_Instructions for the task_: Write out the listing exactly as it is given.

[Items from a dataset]
# # #
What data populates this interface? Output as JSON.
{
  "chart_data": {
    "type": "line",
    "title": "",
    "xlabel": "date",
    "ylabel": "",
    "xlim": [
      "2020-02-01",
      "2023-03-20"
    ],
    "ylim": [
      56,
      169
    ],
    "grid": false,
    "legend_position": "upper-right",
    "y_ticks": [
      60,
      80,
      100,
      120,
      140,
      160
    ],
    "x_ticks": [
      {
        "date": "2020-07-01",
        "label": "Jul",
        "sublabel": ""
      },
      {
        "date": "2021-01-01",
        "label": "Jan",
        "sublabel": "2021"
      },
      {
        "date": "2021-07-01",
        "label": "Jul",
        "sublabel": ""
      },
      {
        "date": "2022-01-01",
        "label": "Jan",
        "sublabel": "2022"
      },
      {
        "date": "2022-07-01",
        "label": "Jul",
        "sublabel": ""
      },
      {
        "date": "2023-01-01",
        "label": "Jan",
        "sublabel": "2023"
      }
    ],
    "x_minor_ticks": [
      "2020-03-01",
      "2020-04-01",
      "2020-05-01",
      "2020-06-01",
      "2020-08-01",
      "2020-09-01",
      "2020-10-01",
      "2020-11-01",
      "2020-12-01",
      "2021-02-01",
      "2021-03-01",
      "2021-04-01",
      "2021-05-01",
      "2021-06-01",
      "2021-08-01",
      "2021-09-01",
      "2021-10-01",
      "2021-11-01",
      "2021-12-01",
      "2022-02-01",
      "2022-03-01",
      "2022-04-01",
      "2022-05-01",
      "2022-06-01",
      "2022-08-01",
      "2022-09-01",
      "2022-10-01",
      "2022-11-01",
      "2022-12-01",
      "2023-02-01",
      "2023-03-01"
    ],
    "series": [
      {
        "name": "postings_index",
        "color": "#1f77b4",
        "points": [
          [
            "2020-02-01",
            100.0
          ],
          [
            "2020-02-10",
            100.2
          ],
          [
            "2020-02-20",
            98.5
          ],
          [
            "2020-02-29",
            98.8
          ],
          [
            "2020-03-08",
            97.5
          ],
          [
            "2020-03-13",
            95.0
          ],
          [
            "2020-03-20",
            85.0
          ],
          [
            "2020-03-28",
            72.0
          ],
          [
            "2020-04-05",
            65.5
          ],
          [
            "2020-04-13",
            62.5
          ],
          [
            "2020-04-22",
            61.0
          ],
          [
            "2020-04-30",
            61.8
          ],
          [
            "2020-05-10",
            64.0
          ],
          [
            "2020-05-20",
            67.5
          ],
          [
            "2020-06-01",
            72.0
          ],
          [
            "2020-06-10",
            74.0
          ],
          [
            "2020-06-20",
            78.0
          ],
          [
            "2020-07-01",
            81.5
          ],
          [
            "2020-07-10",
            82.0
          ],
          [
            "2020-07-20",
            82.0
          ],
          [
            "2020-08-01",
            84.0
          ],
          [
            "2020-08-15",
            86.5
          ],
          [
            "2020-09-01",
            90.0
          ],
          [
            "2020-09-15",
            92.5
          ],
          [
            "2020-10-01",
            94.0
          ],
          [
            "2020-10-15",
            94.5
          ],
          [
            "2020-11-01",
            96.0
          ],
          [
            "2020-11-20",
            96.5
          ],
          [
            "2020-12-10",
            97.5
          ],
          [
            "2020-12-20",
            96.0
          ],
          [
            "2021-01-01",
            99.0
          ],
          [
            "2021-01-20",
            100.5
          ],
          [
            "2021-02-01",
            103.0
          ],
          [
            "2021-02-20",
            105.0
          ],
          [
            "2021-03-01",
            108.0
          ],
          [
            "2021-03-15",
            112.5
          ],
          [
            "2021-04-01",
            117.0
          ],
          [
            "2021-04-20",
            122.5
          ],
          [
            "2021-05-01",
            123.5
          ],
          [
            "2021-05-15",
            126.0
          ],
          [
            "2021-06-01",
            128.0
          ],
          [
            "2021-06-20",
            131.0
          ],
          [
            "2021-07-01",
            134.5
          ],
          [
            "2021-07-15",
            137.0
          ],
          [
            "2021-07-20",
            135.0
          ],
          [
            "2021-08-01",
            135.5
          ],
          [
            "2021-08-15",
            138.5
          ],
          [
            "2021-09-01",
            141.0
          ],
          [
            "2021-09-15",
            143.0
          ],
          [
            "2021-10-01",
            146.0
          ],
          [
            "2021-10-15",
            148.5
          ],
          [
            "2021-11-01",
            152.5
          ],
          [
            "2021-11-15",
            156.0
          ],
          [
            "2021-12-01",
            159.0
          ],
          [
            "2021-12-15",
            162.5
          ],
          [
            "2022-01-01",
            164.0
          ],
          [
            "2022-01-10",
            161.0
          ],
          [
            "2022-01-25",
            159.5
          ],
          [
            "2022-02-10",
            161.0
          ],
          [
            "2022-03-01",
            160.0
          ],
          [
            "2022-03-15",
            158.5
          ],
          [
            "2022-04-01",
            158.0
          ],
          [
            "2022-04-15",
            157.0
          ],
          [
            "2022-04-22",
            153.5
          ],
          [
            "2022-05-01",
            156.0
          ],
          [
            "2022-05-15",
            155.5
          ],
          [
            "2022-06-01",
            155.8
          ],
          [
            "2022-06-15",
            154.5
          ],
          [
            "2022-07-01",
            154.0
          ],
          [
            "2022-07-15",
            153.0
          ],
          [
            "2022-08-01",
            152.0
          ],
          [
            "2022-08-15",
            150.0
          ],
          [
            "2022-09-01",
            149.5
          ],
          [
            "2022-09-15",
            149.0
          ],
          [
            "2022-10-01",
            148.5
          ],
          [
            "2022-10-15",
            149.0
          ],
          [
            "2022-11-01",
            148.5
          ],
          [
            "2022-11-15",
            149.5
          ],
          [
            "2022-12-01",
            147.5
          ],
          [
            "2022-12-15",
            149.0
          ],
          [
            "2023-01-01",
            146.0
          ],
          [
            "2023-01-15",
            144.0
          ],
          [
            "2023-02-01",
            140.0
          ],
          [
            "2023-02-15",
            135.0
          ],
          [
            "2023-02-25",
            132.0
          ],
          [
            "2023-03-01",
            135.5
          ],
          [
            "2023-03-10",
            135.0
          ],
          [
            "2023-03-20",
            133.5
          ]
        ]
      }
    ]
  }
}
# # #
_Result of this exercise_:
What data populates this interface? Output as JSON.
{
  "chart_data": {
    "type": "line",
    "title": "",
    "xlabel": "date",
    "ylabel": "",
    "xlim": [
      "2020-02-01",
      "2023-03-20"
    ],
    "ylim": [
      56,
      169
    ],
    "grid": false,
    "legend_position": "upper-right",
    "y_ticks": [
      60,
      80,
      100,
      120,
      140,
      160
    ],
    "x_ticks": [
      {
        "date": "2020-07-01",
        "label": "Jul",
        "sublabel": ""
      },
      {
        "date": "2021-01-01",
        "label": "Jan",
        "sublabel": "2021"
      },
      {
        "date": "2021-07-01",
        "label": "Jul",
        "sublabel": ""
      },
      {
        "date": "2022-01-01",
        "label": "Jan",
        "sublabel": "2022"
      },
      {
        "date": "2022-07-01",
        "label": "Jul",
        "sublabel": ""
      },
      {
        "date": "2023-01-01",
        "label": "Jan",
        "sublabel": "2023"
      }
    ],
    "x_minor_ticks": [
      "2020-03-01",
      "2020-04-01",
      "2020-05-01",
      "2020-06-01",
      "2020-08-01",
      "2020-09-01",
      "2020-10-01",
      "2020-11-01",
      "2020-12-01",
      "2021-02-01",
      "2021-03-01",
      "2021-04-01",
      "2021-05-01",
      "2021-06-01",
      "2021-08-01",
      "2021-09-01",
      "2021-10-01",
      "2021-11-01",
      "2021-12-01",
      "2022-02-01",
      "2022-03-01",
      "2022-04-01",
      "2022-05-01",
      "2022-06-01",
      "2022-08-01",
      "2022-09-01",
      "2022-10-01",
      "2022-11-01",
      "2022-12-01",
      "2023-02-01",
      "2023-03-01"
    ],
    "series": [
      {
        "name": "postings_index",
        "color": "#1f77b4",
        "points": [
          [
            "2020-02-01",
            100.0
          ],
          [
            "2020-02-10",
            100.2
          ],
          [
            "2020-02-20",
            98.5
          ],
          [
            "2020-02-29",
            98.8
          ],
          [
            "2020-03-08",
            97.5
          ],
          [
            "2020-03-13",
            95.0
          ],
          [
            "2020-03-20",
            85.0
          ],
          [
            "2020-03-28",
            72.0
          ],
          [
            "2020-04-05",
            65.5
          ],
          [
            "2020-04-13",
            62.5
          ],
          [
            "2020-04-22",
            61.0
          ],
          [
            "2020-04-30",
            61.8
          ],
          [
            "2020-05-10",
            64.0
          ],
          [
            "2020-05-20",
            67.5
          ],
          [
            "2020-06-01",
            72.0
          ],
          [
            "2020-06-10",
            74.0
          ],
          [
            "2020-06-20",
            78.0
          ],
          [
            "2020-07-01",
            81.5
          ],
          [
            "2020-07-10",
            82.0
          ],
          [
            "2020-07-20",
            82.0
          ],
          [
            "2020-08-01",
            84.0
          ],
          [
            "2020-08-15",
            86.5
          ],
          [
            "2020-09-01",
            90.0
          ],
          [
            "2020-09-15",
            92.5
          ],
          [
            "2020-10-01",
            94.0
          ],
          [
            "2020-10-15",
            94.5
          ],
          [
            "2020-11-01",
            96.0
          ],
          [
            "2020-11-20",
            96.5
          ],
          [
            "2020-12-10",
            97.5
          ],
          [
            "2020-12-20",
            96.0
          ],
          [
            "2021-01-01",
            99.0
          ],
          [
            "2021-01-20",
            100.5
          ],
          [
            "2021-02-01",
            103.0
          ],
          [
            "2021-02-20",
            105.0
          ],
          [
            "2021-03-01",
            108.0
          ],
          [
            "2021-03-15",
            112.5
          ],
          [
            "2021-04-01",
            117.0
          ],
          [
            "2021-04-20",
            122.5
          ],
          [
            "2021-05-01",
            123.5
          ],
          [
            "2021-05-15",
            126.0
          ],
          [
            "2021-06-01",
            128.0
          ],
          [
            "2021-06-20",
            131.0
          ],
          [
            "2021-07-01",
            134.5
          ],
          [
            "2021-07-15",
            137.0
          ],
          [
            "2021-07-20",
            135.0
          ],
          [
            "2021-08-01",
            135.5
          ],
          [
            "2021-08-15",
            138.5
          ],
          [
            "2021-09-01",
            141.0
          ],
          [
            "2021-09-15",
            143.0
          ],
          [
            "2021-10-01",
            146.0
          ],
          [
            "2021-10-15",
            148.5
          ],
          [
            "2021-11-01",
            152.5
          ],
          [
            "2021-11-15",
            156.0
          ],
          [
            "2021-12-01",
            159.0
          ],
          [
            "2021-12-15",
            162.5
          ],
          [
            "2022-01-01",
            164.0
          ],
          [
            "2022-01-10",
            161.0
          ],
          [
            "2022-01-25",
            159.5
          ],
          [
            "2022-02-10",
            161.0
          ],
          [
            "2022-03-01",
            160.0
          ],
          [
            "2022-03-15",
            158.5
          ],
          [
            "2022-04-01",
            158.0
          ],
          [
            "2022-04-15",
            157.0
          ],
          [
            "2022-04-22",
            153.5
          ],
          [
            "2022-05-01",
            156.0
          ],
          [
            "2022-05-15",
            155.5
          ],
          [
            "2022-06-01",
            155.8
          ],
          [
            "2022-06-15",
            154.5
          ],
          [
            "2022-07-01",
            154.0
          ],
          [
            "2022-07-15",
            153.0
          ],
          [
            "2022-08-01",
            152.0
          ],
          [
            "2022-08-15",
            150.0
          ],
          [
            "2022-09-01",
            149.5
          ],
          [
            "2022-09-15",
            149.0
          ],
          [
            "2022-10-01",
            148.5
          ],
          [
            "2022-10-15",
            149.0
          ],
          [
            "2022-11-01",
            148.5
          ],
          [
            "2022-11-15",
            149.5
          ],
          [
            "2022-12-01",
            147.5
          ],
          [
            "2022-12-15",
            149.0
          ],
          [
            "2023-01-01",
            146.0
          ],
          [
            "2023-01-15",
            144.0
          ],
          [
            "2023-02-01",
            140.0
          ],
          [
            "2023-02-15",
            135.0
          ],
          [
            "2023-02-25",
            132.0
          ],
          [
            "2023-03-01",
            135.5
          ],
          [
            "2023-03-10",
            135.0
          ],
          [
            "2023-03-20",
            133.5
          ]
        ]
      }
    ]
  }
}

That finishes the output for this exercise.